[Data records]

§ §

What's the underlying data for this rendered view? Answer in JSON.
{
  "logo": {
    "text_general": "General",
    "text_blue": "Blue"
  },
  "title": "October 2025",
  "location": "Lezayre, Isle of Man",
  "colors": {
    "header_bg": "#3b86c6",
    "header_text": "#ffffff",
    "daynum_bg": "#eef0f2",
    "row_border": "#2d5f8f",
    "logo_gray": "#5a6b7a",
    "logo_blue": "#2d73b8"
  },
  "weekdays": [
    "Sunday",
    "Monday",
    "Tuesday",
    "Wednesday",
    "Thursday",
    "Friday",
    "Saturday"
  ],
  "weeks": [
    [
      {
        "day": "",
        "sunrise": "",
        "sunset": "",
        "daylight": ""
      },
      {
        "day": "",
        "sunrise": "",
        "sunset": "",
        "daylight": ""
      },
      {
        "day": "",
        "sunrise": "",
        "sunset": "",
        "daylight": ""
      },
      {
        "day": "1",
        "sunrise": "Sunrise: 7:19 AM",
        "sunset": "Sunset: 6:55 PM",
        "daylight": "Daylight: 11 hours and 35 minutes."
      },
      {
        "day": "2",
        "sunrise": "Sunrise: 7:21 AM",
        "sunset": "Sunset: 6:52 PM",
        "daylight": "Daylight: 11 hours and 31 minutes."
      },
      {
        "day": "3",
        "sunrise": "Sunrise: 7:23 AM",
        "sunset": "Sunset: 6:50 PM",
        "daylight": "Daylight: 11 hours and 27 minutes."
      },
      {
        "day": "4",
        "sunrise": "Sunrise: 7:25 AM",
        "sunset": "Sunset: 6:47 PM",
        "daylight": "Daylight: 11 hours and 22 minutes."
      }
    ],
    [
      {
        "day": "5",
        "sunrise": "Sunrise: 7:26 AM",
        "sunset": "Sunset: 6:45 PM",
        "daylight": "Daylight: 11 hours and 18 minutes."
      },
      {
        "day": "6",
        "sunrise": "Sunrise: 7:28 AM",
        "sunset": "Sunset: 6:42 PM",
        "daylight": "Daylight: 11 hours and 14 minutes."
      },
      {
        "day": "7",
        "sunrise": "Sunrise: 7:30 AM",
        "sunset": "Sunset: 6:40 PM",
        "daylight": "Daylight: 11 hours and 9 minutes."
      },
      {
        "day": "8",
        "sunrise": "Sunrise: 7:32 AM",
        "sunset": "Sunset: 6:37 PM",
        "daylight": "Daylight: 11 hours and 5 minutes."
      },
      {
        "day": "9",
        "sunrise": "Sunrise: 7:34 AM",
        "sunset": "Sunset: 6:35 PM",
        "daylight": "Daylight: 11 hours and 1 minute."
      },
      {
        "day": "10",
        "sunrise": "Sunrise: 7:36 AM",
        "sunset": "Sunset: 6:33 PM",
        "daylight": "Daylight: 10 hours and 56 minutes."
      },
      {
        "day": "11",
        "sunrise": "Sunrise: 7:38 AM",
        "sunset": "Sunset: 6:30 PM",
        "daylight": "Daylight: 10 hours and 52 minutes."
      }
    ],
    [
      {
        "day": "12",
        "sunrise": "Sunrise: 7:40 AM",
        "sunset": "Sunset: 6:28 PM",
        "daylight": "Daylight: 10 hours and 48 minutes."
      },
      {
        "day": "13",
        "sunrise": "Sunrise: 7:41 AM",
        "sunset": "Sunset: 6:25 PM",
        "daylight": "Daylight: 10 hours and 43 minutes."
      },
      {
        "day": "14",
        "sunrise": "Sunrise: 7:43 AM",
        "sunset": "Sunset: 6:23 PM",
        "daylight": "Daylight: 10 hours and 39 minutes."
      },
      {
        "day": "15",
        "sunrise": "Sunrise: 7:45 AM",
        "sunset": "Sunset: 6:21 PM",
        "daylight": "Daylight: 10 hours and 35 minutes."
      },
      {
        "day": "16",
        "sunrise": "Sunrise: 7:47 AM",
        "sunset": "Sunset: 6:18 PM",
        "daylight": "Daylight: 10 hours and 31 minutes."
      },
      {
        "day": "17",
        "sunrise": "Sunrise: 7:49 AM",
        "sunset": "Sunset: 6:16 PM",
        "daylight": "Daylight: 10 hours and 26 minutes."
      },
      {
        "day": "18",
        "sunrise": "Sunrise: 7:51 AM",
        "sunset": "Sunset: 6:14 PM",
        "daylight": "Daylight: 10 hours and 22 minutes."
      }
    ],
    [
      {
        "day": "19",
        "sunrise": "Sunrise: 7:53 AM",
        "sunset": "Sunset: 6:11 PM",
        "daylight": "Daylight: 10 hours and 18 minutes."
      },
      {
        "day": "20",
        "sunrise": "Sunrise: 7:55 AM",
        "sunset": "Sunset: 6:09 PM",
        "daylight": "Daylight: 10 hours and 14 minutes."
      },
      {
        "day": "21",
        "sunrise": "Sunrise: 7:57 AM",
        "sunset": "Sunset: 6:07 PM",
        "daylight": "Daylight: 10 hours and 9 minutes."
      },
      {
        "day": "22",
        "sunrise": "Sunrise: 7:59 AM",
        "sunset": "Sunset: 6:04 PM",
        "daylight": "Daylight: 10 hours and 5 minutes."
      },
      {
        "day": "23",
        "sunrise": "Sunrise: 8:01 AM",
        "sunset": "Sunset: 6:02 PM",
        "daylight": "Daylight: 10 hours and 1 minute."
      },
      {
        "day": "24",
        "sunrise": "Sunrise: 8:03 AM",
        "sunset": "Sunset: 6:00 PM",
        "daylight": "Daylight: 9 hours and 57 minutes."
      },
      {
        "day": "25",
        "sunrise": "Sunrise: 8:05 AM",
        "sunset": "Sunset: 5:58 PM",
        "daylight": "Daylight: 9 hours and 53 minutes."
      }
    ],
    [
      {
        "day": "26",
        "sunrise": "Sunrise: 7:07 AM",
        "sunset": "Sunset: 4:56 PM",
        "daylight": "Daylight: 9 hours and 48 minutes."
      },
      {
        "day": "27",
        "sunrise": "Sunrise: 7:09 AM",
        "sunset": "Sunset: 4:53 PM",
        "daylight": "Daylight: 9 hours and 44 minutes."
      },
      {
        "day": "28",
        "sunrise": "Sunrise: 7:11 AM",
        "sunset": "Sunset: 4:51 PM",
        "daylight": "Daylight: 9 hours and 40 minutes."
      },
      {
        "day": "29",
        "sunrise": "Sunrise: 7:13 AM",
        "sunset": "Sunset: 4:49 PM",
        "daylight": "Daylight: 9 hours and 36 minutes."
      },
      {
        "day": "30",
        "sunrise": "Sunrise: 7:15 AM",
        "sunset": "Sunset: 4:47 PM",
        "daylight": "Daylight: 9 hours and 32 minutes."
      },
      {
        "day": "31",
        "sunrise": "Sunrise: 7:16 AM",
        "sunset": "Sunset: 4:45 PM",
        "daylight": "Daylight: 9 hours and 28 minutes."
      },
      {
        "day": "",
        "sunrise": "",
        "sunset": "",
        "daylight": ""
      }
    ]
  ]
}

§ §

## [The problem]
Please repeat the listing exactly, with nothing left out.

## [Exercise solution]
What's the underlying data for this rendered view? Answer in JSON.
{
  "logo": {
    "text_general": "General",
    "text_blue": "Blue"
  },
  "title": "October 2025",
  "location": "Lezayre, Isle of Man",
  "colors": {
    "header_bg": "#3b86c6",
    "header_text": "#ffffff",
    "daynum_bg": "#eef0f2",
    "row_border": "#2d5f8f",
    "logo_gray": "#5a6b7a",
    "logo_blue": "#2d73b8"
  },
  "weekdays": [
    "Sunday",
    "Monday",
    "Tuesday",
    "Wednesday",
    "Thursday",
    "Friday",
    "Saturday"
  ],
  "weeks": [
    [
      {
        "day": "",
        "sunrise": "",
        "sunset": "",
        "daylight": ""
      },
      {
        "day": "",
        "sunrise": "",
        "sunset": "",
        "daylight": ""
      },
      {
        "day": "",
        "sunrise": "",
        "sunset": "",
        "daylight": ""
      },
      {
        "day": "1",
        "sunrise": "Sunrise: 7:19 AM",
        "sunset": "Sunset: 6:55 PM",
        "daylight": "Daylight: 11 hours and 35 minutes."
      },
      {
        "day": "2",
        "sunrise": "Sunrise: 7:21 AM",
        "sunset": "Sunset: 6:52 PM",
        "daylight": "Daylight: 11 hours and 31 minutes."
      },
      {
        "day": "3",
        "sunrise": "Sunrise: 7:23 AM",
        "sunset": "Sunset: 6:50 PM",
        "daylight": "Daylight: 11 hours and 27 minutes."
      },
      {
        "day": "4",
        "sunrise": "Sunrise: 7:25 AM",
        "sunset": "Sunset: 6:47 PM",
        "daylight": "Daylight: 11 hours and 22 minutes."
      }
    ],
    [
      {
        "day": "5",
        "sunrise": "Sunrise: 7:26 AM",
        "sunset": "Sunset: 6:45 PM",
        "daylight": "Daylight: 11 hours and 18 minutes."
      },
      {
        "day": "6",
        "sunrise": "Sunrise: 7:28 AM",
        "sunset": "Sunset: 6:42 PM",
        "daylight": "Daylight: 11 hours and 14 minutes."
      },
      {
        "day": "7",
        "sunrise": "Sunrise: 7:30 AM",
        "sunset": "Sunset: 6:40 PM",
        "daylight": "Daylight: 11 hours and 9 minutes."
      },
      {
        "day": "8",
        "sunrise": "Sunrise: 7:32 AM",
        "sunset": "Sunset: 6:37 PM",
        "daylight": "Daylight: 11 hours and 5 minutes."
      },
      {
        "day": "9",
        "sunrise": "Sunrise: 7:34 AM",
        "sunset": "Sunset: 6:35 PM",
        "daylight": "Daylight: 11 hours and 1 minute."
      },
      {
        "day": "10",
        "sunrise": "Sunrise: 7:36 AM",
        "sunset": "Sunset: 6:33 PM",
        "daylight": "Daylight: 10 hours and 56 minutes."
      },
      {
        "day": "11",
        "sunrise": "Sunrise: 7:38 AM",
        "sunset": "Sunset: 6:30 PM",
        "daylight": "Daylight: 10 hours and 52 minutes."
      }
    ],
    [
      {
        "day": "12",
        "sunrise": "Sunrise: 7:40 AM",
        "sunset": "Sunset: 6:28 PM",
        "daylight": "Daylight: 10 hours and 48 minutes."
      },
      {
        "day": "13",
        "sunrise": "Sunrise: 7:41 AM",
        "sunset": "Sunset: 6:25 PM",
        "daylight": "Daylight: 10 hours and 43 minutes."
      },
      {
        "day": "14",
        "sunrise": "Sunrise: 7:43 AM",
        "sunset": "Sunset: 6:23 PM",
        "daylight": "Daylight: 10 hours and 39 minutes."
      },
      {
        "day": "15",
        "sunrise": "Sunrise: 7:45 AM",
        "sunset": "Sunset: 6:21 PM",
        "daylight": "Daylight: 10 hours and 35 minutes."
      },
      {
        "day": "16",
        "sunrise": "Sunrise: 7:47 AM",
        "sunset": "Sunset: 6:18 PM",
        "daylight": "Daylight: 10 hours and 31 minutes."
      },
      {
        "day": "17",
        "sunrise": "Sunrise: 7:49 AM",
        "sunset": "Sunset: 6:16 PM",
        "daylight": "Daylight: 10 hours and 26 minutes."
      },
      {
        "day": "18",
        "sunrise": "Sunrise: 7:51 AM",
        "sunset": "Sunset: 6:14 PM",
        "daylight": "Daylight: 10 hours and 22 minutes."
      }
    ],
    [
      {
        "day": "19",
        "sunrise": "Sunrise: 7:53 AM",
        "sunset": "Sunset: 6:11 PM",
        "daylight": "Daylight: 10 hours and 18 minutes."
      },
      {
        "day": "20",
        "sunrise": "Sunrise: 7:55 AM",
        "sunset": "Sunset: 6:09 PM",
        "daylight": "Daylight: 10 hours and 14 minutes."
      },
      {
        "day": "21",
        "sunrise": "Sunrise: 7:57 AM",
        "sunset": "Sunset: 6:07 PM",
        "daylight": "Daylight: 10 hours and 9 minutes."
      },
      {
        "day": "22",
        "sunrise": "Sunrise: 7:59 AM",
        "sunset": "Sunset: 6:04 PM",
        "daylight": "Daylight: 10 hours and 5 minutes."
      },
      {
        "day": "23",
        "sunrise": "Sunrise: 8:01 AM",
        "sunset": "Sunset: 6:02 PM",
        "daylight": "Daylight: 10 hours and 1 minute."
      },
      {
        "day": "24",
        "sunrise": "Sunrise: 8:03 AM",
        "sunset": "Sunset: 6:00 PM",
        "daylight": "Daylight: 9 hours and 57 minutes."
      },
      {
        "day": "25",
        "sunrise": "Sunrise: 8:05 AM",
        "sunset": "Sunset: 5:58 PM",
        "daylight": "Daylight: 9 hours and 53 minutes."
      }
    ],
    [
      {
        "day": "26",
        "sunrise": "Sunrise: 7:07 AM",
        "sunset": "Sunset: 4:56 PM",
        "daylight": "Daylight: 9 hours and 48 minutes."
      },
      {
        "day": "27",
        "sunrise": "Sunrise: 7:09 AM",
        "sunset": "Sunset: 4:53 PM",
        "daylight": "Daylight: 9 hours and 44 minutes."
      },
      {
        "day": "28",
        "sunrise": "Sunrise: 7:11 AM",
        "sunset": "Sunset: 4:51 PM",
        "daylight": "Daylight: 9 hours and 40 minutes."
      },
      {
        "day": "29",
        "sunrise": "Sunrise: 7:13 AM",
        "sunset": "Sunset: 4:49 PM",
        "daylight": "Daylight: 9 hours and 36 minutes."
      },
      {
        "day": "30",
        "sunrise": "Sunrise: 7:15 AM",
        "sunset": "Sunset: 4:47 PM",
        "daylight": "Daylight: 9 hours and 32 minutes."
      },
      {
        "day": "31",
        "sunrise": "Sunrise: 7:16 AM",
        "sunset": "Sunset: 4:45 PM",
        "daylight": "Daylight: 9 hours and 28 minutes."
      },
      {
        "day": "",
        "sunrise": "",
        "sunset": "",
        "daylight": ""
      }
    ]
  ]
}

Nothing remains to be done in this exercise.